* **Request**: Write out every record in full, exactly as written, please.

* **Exercise input**:
------------------------

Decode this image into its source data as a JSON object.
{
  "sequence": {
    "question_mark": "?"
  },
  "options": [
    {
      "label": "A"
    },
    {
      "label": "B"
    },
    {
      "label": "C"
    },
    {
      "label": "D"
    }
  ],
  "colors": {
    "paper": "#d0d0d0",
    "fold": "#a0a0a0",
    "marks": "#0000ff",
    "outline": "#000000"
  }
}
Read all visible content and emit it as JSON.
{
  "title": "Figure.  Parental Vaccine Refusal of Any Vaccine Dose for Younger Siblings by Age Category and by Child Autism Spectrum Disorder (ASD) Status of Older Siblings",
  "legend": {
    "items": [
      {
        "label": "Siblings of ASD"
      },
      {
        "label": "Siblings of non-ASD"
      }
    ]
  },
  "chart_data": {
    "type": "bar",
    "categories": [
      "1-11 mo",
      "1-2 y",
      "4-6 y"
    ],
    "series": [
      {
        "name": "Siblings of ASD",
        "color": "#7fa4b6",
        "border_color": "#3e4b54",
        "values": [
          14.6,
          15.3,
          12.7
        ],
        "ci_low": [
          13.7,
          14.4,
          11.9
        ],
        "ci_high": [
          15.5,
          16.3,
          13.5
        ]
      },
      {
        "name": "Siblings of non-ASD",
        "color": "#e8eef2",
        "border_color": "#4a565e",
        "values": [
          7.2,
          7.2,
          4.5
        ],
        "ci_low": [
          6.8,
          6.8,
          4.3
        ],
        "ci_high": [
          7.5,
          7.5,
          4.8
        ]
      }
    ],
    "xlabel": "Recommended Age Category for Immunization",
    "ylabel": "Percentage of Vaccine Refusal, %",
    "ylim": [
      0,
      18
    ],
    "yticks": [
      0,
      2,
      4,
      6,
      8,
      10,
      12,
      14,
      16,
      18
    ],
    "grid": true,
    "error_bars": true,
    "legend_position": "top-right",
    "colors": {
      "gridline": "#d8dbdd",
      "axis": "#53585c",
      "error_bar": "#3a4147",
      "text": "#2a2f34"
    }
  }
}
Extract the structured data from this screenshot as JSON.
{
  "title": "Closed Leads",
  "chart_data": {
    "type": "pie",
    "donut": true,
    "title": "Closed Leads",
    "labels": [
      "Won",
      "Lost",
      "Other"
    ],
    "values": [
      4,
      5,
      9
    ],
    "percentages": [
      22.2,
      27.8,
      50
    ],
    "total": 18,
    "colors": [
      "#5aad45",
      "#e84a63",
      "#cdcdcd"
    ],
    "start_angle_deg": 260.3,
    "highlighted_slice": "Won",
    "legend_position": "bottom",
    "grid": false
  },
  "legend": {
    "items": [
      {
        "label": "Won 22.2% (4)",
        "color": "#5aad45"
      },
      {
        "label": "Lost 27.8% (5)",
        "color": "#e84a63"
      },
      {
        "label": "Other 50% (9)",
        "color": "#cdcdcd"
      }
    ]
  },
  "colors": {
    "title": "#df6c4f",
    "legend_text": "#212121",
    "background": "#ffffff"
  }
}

------------------------

* **Complete response**:
Decode this image into its source data as a JSON object.
{
  "sequence": {
    "question_mark": "?"
  },
  "options": [
    {
      "label": "A"
    },
    {
      "label": "B"
    },
    {
      "label": "C"
    },
    {
      "label": "D"
    }
  ],
  "colors": {
    "paper": "#d0d0d0",
    "fold": "#a0a0a0",
    "marks": "#0000ff",
    "outline": "#000000"
  }
}
Read all visible content and emit it as JSON.
{
  "title": "Figure.  Parental Vaccine Refusal of Any Vaccine Dose for Younger Siblings by Age Category and by Child Autism Spectrum Disorder (ASD) Status of Older Siblings",
  "legend": {
    "items": [
      {
        "label": "Siblings of ASD"
      },
      {
        "label": "Siblings of non-ASD"
      }
    ]
  },
  "chart_data": {
    "type": "bar",
    "categories": [
      "1-11 mo",
      "1-2 y",
      "4-6 y"
    ],
    "series": [
      {
        "name": "Siblings of ASD",
        "color": "#7fa4b6",
        "border_color": "#3e4b54",
        "values": [
          14.6,
          15.3,
          12.7
        ],
        "ci_low": [
          13.7,
          14.4,
          11.9
        ],
        "ci_high": [
          15.5,
          16.3,
          13.5
        ]
      },
      {
        "name": "Siblings of non-ASD",
        "color": "#e8eef2",
        "border_color": "#4a565e",
        "values": [
          7.2,
          7.2,
          4.5
        ],
        "ci_low": [
          6.8,
          6.8,
          4.3
        ],
        "ci_high": [
          7.5,
          7.5,
          4.8
        ]
      }
    ],
    "xlabel": "Recommended Age Category for Immunization",
    "ylabel": "Percentage of Vaccine Refusal, %",
    "ylim": [
      0,
      18
    ],
    "yticks": [
      0,
      2,
      4,
      6,
      8,
      10,
      12,
      14,
      16,
      18
    ],
    "grid": true,
    "error_bars": true,
    "legend_position": "top-right",
    "colors": {
      "gridline": "#d8dbdd",
      "axis": "#53585c",
      "error_bar": "#3a4147",
      "text": "#2a2f34"
    }
  }
}
Extract the structured data from this screenshot as JSON.
{
  "title": "Closed Leads",
  "chart_data": {
    "type": "pie",
    "donut": true,
    "title": "Closed Leads",
    "labels": [
      "Won",
      "Lost",
      "Other"
    ],
    "values": [
      4,
      5,
      9
    ],
    "percentages": [
      22.2,
      27.8,
      50
    ],
    "total": 18,
    "colors": [
      "#5aad45",
      "#e84a63",
      "#cdcdcd"
    ],
    "start_angle_deg": 260.3,
    "highlighted_slice": "Won",
    "legend_position": "bottom",
    "grid": false
  },
  "legend": {
    "items": [
      {
        "label": "Won 22.2% (4)",
        "color": "#5aad45"
      },
      {
        "label": "Lost 27.8% (5)",
        "color": "#e84a63"
      },
      {
        "label": "Other 50% (9)",
        "color": "#cdcdcd"
      }
    ]
  },
  "colors": {
    "title": "#df6c4f",
    "legend_text": "#212121",
    "background": "#ffffff"
  }
}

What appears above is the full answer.